Problem requirements. Give only the count of lines containing "Sala".

Dataset extract.
============
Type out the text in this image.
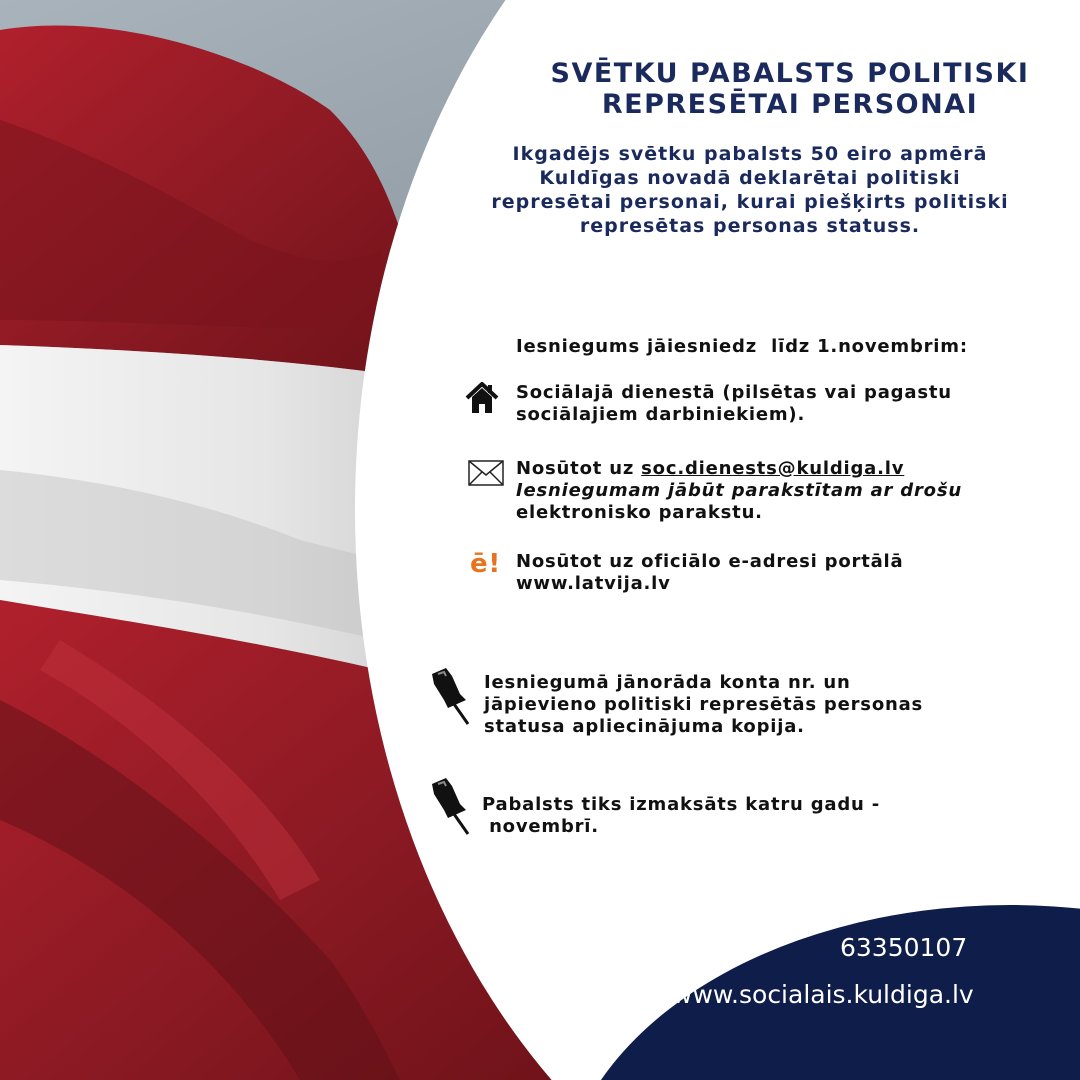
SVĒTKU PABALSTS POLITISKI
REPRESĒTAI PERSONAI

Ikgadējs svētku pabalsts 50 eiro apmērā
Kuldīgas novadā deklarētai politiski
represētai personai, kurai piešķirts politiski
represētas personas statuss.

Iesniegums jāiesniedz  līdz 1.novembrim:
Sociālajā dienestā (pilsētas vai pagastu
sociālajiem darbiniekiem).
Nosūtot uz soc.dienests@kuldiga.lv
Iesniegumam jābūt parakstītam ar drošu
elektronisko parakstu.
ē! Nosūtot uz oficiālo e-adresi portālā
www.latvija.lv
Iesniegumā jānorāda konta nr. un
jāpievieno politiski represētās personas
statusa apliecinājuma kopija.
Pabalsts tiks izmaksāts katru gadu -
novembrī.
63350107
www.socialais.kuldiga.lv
============
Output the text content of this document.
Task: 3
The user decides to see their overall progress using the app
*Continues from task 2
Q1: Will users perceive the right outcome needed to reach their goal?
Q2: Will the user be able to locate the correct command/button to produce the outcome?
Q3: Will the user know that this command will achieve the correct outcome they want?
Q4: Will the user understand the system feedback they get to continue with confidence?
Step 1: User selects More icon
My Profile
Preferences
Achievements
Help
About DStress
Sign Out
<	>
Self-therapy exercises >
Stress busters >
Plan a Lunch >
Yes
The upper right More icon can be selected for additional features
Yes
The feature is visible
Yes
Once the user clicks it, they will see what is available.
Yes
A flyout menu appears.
============
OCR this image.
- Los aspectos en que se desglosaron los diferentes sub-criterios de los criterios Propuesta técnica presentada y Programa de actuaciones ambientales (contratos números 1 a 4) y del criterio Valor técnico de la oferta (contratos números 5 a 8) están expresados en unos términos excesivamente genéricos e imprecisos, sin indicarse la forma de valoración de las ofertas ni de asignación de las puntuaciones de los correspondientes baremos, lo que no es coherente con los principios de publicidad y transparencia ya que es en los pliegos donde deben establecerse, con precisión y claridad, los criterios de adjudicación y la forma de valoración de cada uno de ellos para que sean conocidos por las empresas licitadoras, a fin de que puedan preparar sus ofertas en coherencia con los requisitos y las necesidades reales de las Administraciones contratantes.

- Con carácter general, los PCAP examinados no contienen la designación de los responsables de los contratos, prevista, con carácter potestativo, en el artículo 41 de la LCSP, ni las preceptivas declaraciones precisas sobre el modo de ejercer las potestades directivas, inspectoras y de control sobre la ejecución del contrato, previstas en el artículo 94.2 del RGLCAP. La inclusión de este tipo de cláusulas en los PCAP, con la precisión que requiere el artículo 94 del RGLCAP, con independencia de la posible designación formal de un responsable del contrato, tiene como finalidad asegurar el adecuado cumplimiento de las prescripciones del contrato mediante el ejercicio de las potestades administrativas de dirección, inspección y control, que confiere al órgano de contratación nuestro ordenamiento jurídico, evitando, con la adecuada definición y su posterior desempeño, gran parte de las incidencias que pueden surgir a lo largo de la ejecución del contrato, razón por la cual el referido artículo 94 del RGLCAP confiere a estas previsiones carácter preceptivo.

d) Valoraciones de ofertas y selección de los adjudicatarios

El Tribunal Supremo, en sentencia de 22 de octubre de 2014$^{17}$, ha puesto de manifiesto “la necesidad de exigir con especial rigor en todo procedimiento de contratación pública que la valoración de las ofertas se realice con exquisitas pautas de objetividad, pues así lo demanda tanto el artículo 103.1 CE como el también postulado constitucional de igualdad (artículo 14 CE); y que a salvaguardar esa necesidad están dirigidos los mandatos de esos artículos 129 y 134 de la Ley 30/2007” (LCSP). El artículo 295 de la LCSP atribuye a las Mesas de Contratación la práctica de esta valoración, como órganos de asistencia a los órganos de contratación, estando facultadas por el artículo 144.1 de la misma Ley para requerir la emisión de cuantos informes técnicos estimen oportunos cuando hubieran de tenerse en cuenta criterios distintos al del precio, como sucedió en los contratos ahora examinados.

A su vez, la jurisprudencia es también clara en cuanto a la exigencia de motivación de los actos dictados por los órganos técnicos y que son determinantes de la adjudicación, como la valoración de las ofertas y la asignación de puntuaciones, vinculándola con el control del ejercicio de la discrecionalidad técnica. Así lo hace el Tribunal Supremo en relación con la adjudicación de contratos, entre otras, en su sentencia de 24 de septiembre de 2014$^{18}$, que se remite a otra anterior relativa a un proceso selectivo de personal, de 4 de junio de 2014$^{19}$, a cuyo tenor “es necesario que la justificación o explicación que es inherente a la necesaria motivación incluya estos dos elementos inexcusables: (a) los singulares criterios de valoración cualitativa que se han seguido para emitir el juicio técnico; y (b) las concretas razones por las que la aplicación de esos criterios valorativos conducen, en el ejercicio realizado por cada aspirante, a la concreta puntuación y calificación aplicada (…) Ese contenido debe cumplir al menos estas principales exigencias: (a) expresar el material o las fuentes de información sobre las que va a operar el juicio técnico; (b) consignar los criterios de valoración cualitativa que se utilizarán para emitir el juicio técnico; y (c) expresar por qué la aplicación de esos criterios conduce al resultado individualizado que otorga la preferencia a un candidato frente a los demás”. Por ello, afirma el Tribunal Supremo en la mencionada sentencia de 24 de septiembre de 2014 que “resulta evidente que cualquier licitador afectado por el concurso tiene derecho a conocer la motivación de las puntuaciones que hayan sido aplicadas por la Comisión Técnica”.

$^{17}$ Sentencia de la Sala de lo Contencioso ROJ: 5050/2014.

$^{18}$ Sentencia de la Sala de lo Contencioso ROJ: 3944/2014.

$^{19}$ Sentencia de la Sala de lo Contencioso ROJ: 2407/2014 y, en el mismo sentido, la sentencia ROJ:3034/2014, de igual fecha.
============
Correct result. 3